▽
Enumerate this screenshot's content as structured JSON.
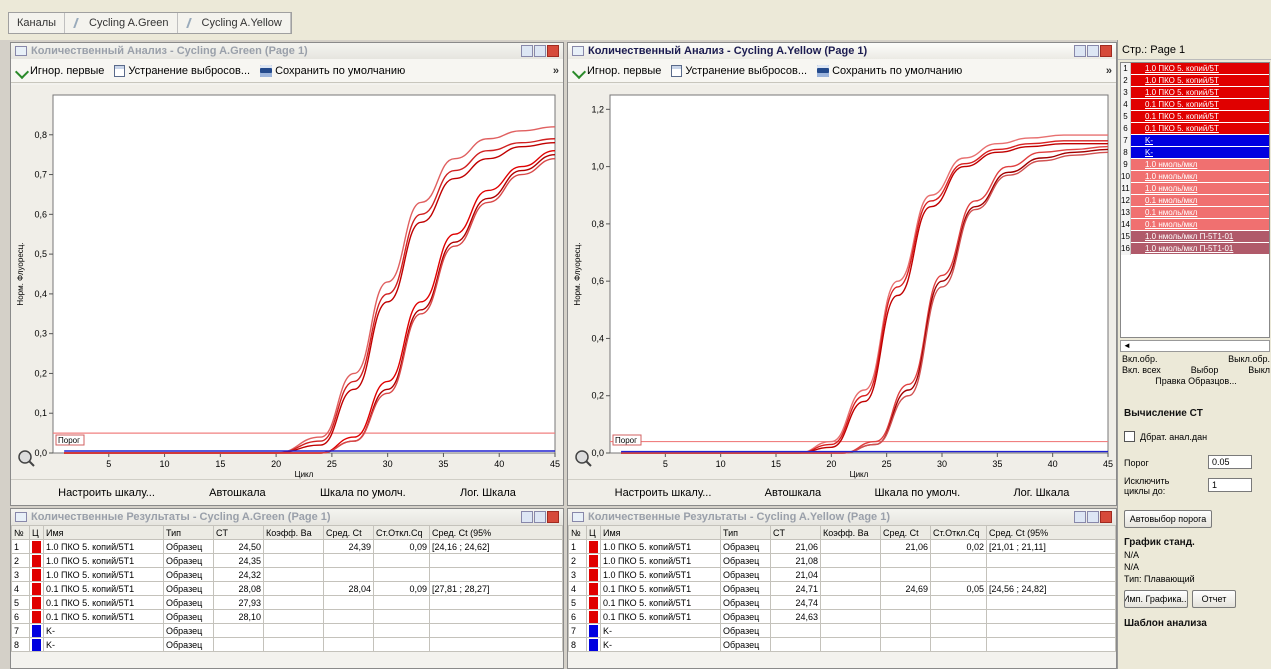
{
  "tabs": [
    {
      "label": "Каналы"
    },
    {
      "label": "Cycling A.Green"
    },
    {
      "label": "Cycling A.Yellow"
    }
  ],
  "toolbar": {
    "ignore_first": "Игнор. первые",
    "remove_outliers": "Устранение выбросов...",
    "save_default": "Сохранить по умолчанию",
    "more": "»"
  },
  "chart_buttons": {
    "adjust": "Настроить шкалу...",
    "auto": "Автошкала",
    "default": "Шкала по умолч.",
    "log": "Лог. Шкала"
  },
  "colors": {
    "red": "#e00000",
    "blue": "#0000e0",
    "pink": "#f08080",
    "mauve": "#b05a6a"
  },
  "green_window": {
    "title": "Количественный Анализ - Cycling A.Green (Page 1)",
    "results_title": "Количественные Результаты - Cycling A.Green (Page 1)"
  },
  "yellow_window": {
    "title": "Количественный Анализ - Cycling A.Yellow (Page 1)",
    "results_title": "Количественные Результаты - Cycling A.Yellow (Page 1)"
  },
  "chart_data": [
    {
      "type": "line",
      "xlabel": "Цикл",
      "ylabel": "Норм. Флуоресц.",
      "xlim": [
        0,
        45
      ],
      "ylim": [
        0,
        0.9
      ],
      "xticks": [
        5,
        10,
        15,
        20,
        25,
        30,
        35,
        40,
        45
      ],
      "yticks": [
        0.0,
        0.1,
        0.2,
        0.3,
        0.4,
        0.5,
        0.6,
        0.7,
        0.8
      ],
      "ytick_labels": [
        "0,0",
        "0,1",
        "0,2",
        "0,3",
        "0,4",
        "0,5",
        "0,6",
        "0,7",
        "0,8"
      ],
      "threshold": 0.05,
      "threshold_label": "Порог",
      "grid": false,
      "series": [
        {
          "color": "#e06060",
          "x": [
            1,
            20,
            24,
            27,
            30,
            33,
            36,
            39,
            42,
            45
          ],
          "y": [
            0.0,
            0.0,
            0.04,
            0.2,
            0.43,
            0.63,
            0.74,
            0.79,
            0.81,
            0.82
          ]
        },
        {
          "color": "#d02020",
          "x": [
            1,
            20,
            24,
            27,
            30,
            33,
            36,
            39,
            42,
            45
          ],
          "y": [
            0.0,
            0.0,
            0.03,
            0.18,
            0.4,
            0.6,
            0.71,
            0.76,
            0.78,
            0.79
          ]
        },
        {
          "color": "#c00000",
          "x": [
            1,
            20,
            24,
            27,
            30,
            33,
            36,
            39,
            42,
            45
          ],
          "y": [
            0.0,
            0.0,
            0.02,
            0.16,
            0.38,
            0.58,
            0.69,
            0.74,
            0.77,
            0.78
          ]
        },
        {
          "color": "#e00000",
          "x": [
            1,
            24,
            27,
            30,
            33,
            36,
            39,
            42,
            45
          ],
          "y": [
            0.0,
            0.0,
            0.04,
            0.18,
            0.38,
            0.55,
            0.66,
            0.72,
            0.76
          ]
        },
        {
          "color": "#b00000",
          "x": [
            1,
            24,
            27,
            30,
            33,
            36,
            39,
            42,
            45
          ],
          "y": [
            0.0,
            0.0,
            0.03,
            0.16,
            0.36,
            0.53,
            0.64,
            0.71,
            0.75
          ]
        },
        {
          "color": "#d84848",
          "x": [
            1,
            24,
            27,
            30,
            33,
            36,
            39,
            42,
            45
          ],
          "y": [
            0.0,
            0.0,
            0.03,
            0.15,
            0.35,
            0.52,
            0.63,
            0.7,
            0.74
          ]
        },
        {
          "color": "#2020d0",
          "x": [
            1,
            45
          ],
          "y": [
            0.005,
            0.005
          ]
        }
      ]
    },
    {
      "type": "line",
      "xlabel": "Цикл",
      "ylabel": "Норм. Флуоресц.",
      "xlim": [
        0,
        45
      ],
      "ylim": [
        0,
        1.25
      ],
      "xticks": [
        5,
        10,
        15,
        20,
        25,
        30,
        35,
        40,
        45
      ],
      "yticks": [
        0.0,
        0.2,
        0.4,
        0.6,
        0.8,
        1.0,
        1.2
      ],
      "ytick_labels": [
        "0,0",
        "0,2",
        "0,4",
        "0,6",
        "0,8",
        "1,0",
        "1,2"
      ],
      "threshold": 0.04,
      "threshold_label": "Порог",
      "grid": false,
      "series": [
        {
          "color": "#e87070",
          "x": [
            1,
            17,
            20,
            23,
            26,
            29,
            32,
            35,
            38,
            41,
            45
          ],
          "y": [
            0.0,
            0.0,
            0.04,
            0.22,
            0.6,
            0.9,
            1.03,
            1.08,
            1.1,
            1.11,
            1.11
          ]
        },
        {
          "color": "#d82020",
          "x": [
            1,
            17,
            20,
            23,
            26,
            29,
            32,
            35,
            38,
            41,
            45
          ],
          "y": [
            0.0,
            0.0,
            0.03,
            0.2,
            0.58,
            0.88,
            1.01,
            1.06,
            1.08,
            1.09,
            1.09
          ]
        },
        {
          "color": "#c00000",
          "x": [
            1,
            17,
            20,
            23,
            26,
            29,
            32,
            35,
            38,
            41,
            45
          ],
          "y": [
            0.0,
            0.0,
            0.02,
            0.18,
            0.55,
            0.86,
            1.0,
            1.05,
            1.07,
            1.08,
            1.08
          ]
        },
        {
          "color": "#e04040",
          "x": [
            1,
            21,
            24,
            27,
            30,
            33,
            36,
            39,
            42,
            45
          ],
          "y": [
            0.0,
            0.0,
            0.04,
            0.24,
            0.62,
            0.88,
            1.0,
            1.05,
            1.06,
            1.07
          ]
        },
        {
          "color": "#a00000",
          "x": [
            1,
            21,
            24,
            27,
            30,
            33,
            36,
            39,
            42,
            45
          ],
          "y": [
            0.0,
            0.0,
            0.03,
            0.22,
            0.6,
            0.86,
            0.98,
            1.03,
            1.05,
            1.06
          ]
        },
        {
          "color": "#d05050",
          "x": [
            1,
            21,
            24,
            27,
            30,
            33,
            36,
            39,
            42,
            45
          ],
          "y": [
            0.0,
            0.0,
            0.03,
            0.2,
            0.58,
            0.85,
            0.97,
            1.02,
            1.04,
            1.05
          ]
        },
        {
          "color": "#2020d0",
          "x": [
            1,
            45
          ],
          "y": [
            0.005,
            0.005
          ]
        }
      ]
    }
  ],
  "green_table": {
    "headers": [
      "№",
      "Ц",
      "Имя",
      "Тип",
      "CT",
      "Коэфф. Ва",
      "Сред. Ct",
      "Ст.Откл.Cq",
      "Сред. Ct (95%"
    ],
    "rows": [
      {
        "n": "1",
        "color": "#e00000",
        "name": "1.0 ПКО 5. копий/5Т1",
        "type": "Образец",
        "ct": "24,50",
        "kf": "",
        "avg": "24,39",
        "sd": "0,09",
        "ci": "[24,16 ; 24,62]"
      },
      {
        "n": "2",
        "color": "#e00000",
        "name": "1.0 ПКО 5. копий/5Т1",
        "type": "Образец",
        "ct": "24,35",
        "kf": "",
        "avg": "",
        "sd": "",
        "ci": ""
      },
      {
        "n": "3",
        "color": "#e00000",
        "name": "1.0 ПКО 5. копий/5Т1",
        "type": "Образец",
        "ct": "24,32",
        "kf": "",
        "avg": "",
        "sd": "",
        "ci": ""
      },
      {
        "n": "4",
        "color": "#e00000",
        "name": "0.1 ПКО 5. копий/5Т1",
        "type": "Образец",
        "ct": "28,08",
        "kf": "",
        "avg": "28,04",
        "sd": "0,09",
        "ci": "[27,81 ; 28,27]"
      },
      {
        "n": "5",
        "color": "#e00000",
        "name": "0.1 ПКО 5. копий/5Т1",
        "type": "Образец",
        "ct": "27,93",
        "kf": "",
        "avg": "",
        "sd": "",
        "ci": ""
      },
      {
        "n": "6",
        "color": "#e00000",
        "name": "0.1 ПКО 5. копий/5Т1",
        "type": "Образец",
        "ct": "28,10",
        "kf": "",
        "avg": "",
        "sd": "",
        "ci": ""
      },
      {
        "n": "7",
        "color": "#0000e0",
        "name": "K-",
        "type": "Образец",
        "ct": "",
        "kf": "",
        "avg": "",
        "sd": "",
        "ci": ""
      },
      {
        "n": "8",
        "color": "#0000e0",
        "name": "K-",
        "type": "Образец",
        "ct": "",
        "kf": "",
        "avg": "",
        "sd": "",
        "ci": ""
      }
    ]
  },
  "yellow_table": {
    "headers": [
      "№",
      "Ц",
      "Имя",
      "Тип",
      "CT",
      "Коэфф. Ва",
      "Сред. Ct",
      "Ст.Откл.Cq",
      "Сред. Ct (95%"
    ],
    "rows": [
      {
        "n": "1",
        "color": "#e00000",
        "name": "1.0 ПКО 5. копий/5Т1",
        "type": "Образец",
        "ct": "21,06",
        "kf": "",
        "avg": "21,06",
        "sd": "0,02",
        "ci": "[21,01 ; 21,11]"
      },
      {
        "n": "2",
        "color": "#e00000",
        "name": "1.0 ПКО 5. копий/5Т1",
        "type": "Образец",
        "ct": "21,08",
        "kf": "",
        "avg": "",
        "sd": "",
        "ci": ""
      },
      {
        "n": "3",
        "color": "#e00000",
        "name": "1.0 ПКО 5. копий/5Т1",
        "type": "Образец",
        "ct": "21,04",
        "kf": "",
        "avg": "",
        "sd": "",
        "ci": ""
      },
      {
        "n": "4",
        "color": "#e00000",
        "name": "0.1 ПКО 5. копий/5Т1",
        "type": "Образец",
        "ct": "24,71",
        "kf": "",
        "avg": "24,69",
        "sd": "0,05",
        "ci": "[24,56 ; 24,82]"
      },
      {
        "n": "5",
        "color": "#e00000",
        "name": "0.1 ПКО 5. копий/5Т1",
        "type": "Образец",
        "ct": "24,74",
        "kf": "",
        "avg": "",
        "sd": "",
        "ci": ""
      },
      {
        "n": "6",
        "color": "#e00000",
        "name": "0.1 ПКО 5. копий/5Т1",
        "type": "Образец",
        "ct": "24,63",
        "kf": "",
        "avg": "",
        "sd": "",
        "ci": ""
      },
      {
        "n": "7",
        "color": "#0000e0",
        "name": "K-",
        "type": "Образец",
        "ct": "",
        "kf": "",
        "avg": "",
        "sd": "",
        "ci": ""
      },
      {
        "n": "8",
        "color": "#0000e0",
        "name": "K-",
        "type": "Образец",
        "ct": "",
        "kf": "",
        "avg": "",
        "sd": "",
        "ci": ""
      }
    ]
  },
  "right_panel": {
    "page_label": "Стр.: Page 1",
    "samples": [
      {
        "n": "1",
        "label": "1.0 ПКО 5. копий/5Т",
        "color": "#e00000"
      },
      {
        "n": "2",
        "label": "1.0 ПКО 5. копий/5Т",
        "color": "#e00000"
      },
      {
        "n": "3",
        "label": "1.0 ПКО 5. копий/5Т",
        "color": "#e00000"
      },
      {
        "n": "4",
        "label": "0.1 ПКО 5. копий/5Т",
        "color": "#e00000"
      },
      {
        "n": "5",
        "label": "0.1 ПКО 5. копий/5Т",
        "color": "#e00000"
      },
      {
        "n": "6",
        "label": "0.1 ПКО 5. копий/5Т",
        "color": "#e00000"
      },
      {
        "n": "7",
        "label": "K-",
        "color": "#0000e0"
      },
      {
        "n": "8",
        "label": "K-",
        "color": "#0000e0"
      },
      {
        "n": "9",
        "label": "1.0 нмоль/мкл",
        "color": "#f07070"
      },
      {
        "n": "10",
        "label": "1.0 нмоль/мкл",
        "color": "#f07070"
      },
      {
        "n": "11",
        "label": "1.0 нмоль/мкл",
        "color": "#f07070"
      },
      {
        "n": "12",
        "label": "0.1 нмоль/мкл",
        "color": "#f07070"
      },
      {
        "n": "13",
        "label": "0.1 нмоль/мкл",
        "color": "#f07070"
      },
      {
        "n": "14",
        "label": "0.1 нмоль/мкл",
        "color": "#f07070"
      },
      {
        "n": "15",
        "label": "1.0 нмоль/мкл П-5Т1-01",
        "color": "#b05a6a"
      },
      {
        "n": "16",
        "label": "1.0 нмоль/мкл П-5Т1-01",
        "color": "#b05a6a"
      }
    ],
    "btn_row1": [
      "Вкл.обр.",
      "Выкл.обр."
    ],
    "btn_row2": [
      "Вкл. всех",
      "Выбор",
      "Выкл"
    ],
    "edit_samples": "Правка Образцов...",
    "ct_heading": "Вычисление CT",
    "dyn_range": "Дбрат. анал.дан",
    "threshold_label": "Порог",
    "threshold_value": "0.05",
    "exclude_label": "Исключить циклы до:",
    "exclude_value": "1",
    "auto_threshold": "Автовыбор порога",
    "std_graph_heading": "График станд.",
    "na1": "N/A",
    "na2": "N/A",
    "type_label": "Тип: Плавающий",
    "graph_btn": "Имп. Графика...",
    "report_btn": "Отчет",
    "template_heading": "Шаблон анализа"
  }
}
△
== STATED TASK ==
List each line holding the string "Cycling".

== OUTPUT FOR THIS TASK ==
      "label": "Cycling A.Green"
      "label": "Cycling A.Yellow"
    "title": "Количественный Анализ - Cycling A.Green (Page 1)",
    "results_title": "Количественные Результаты - Cycling A.Green (Page 1)"
    "title": "Количественный Анализ - Cycling A.Yellow (Page 1)",
    "results_title": "Количественные Результаты - Cycling A.Yellow (Page 1)"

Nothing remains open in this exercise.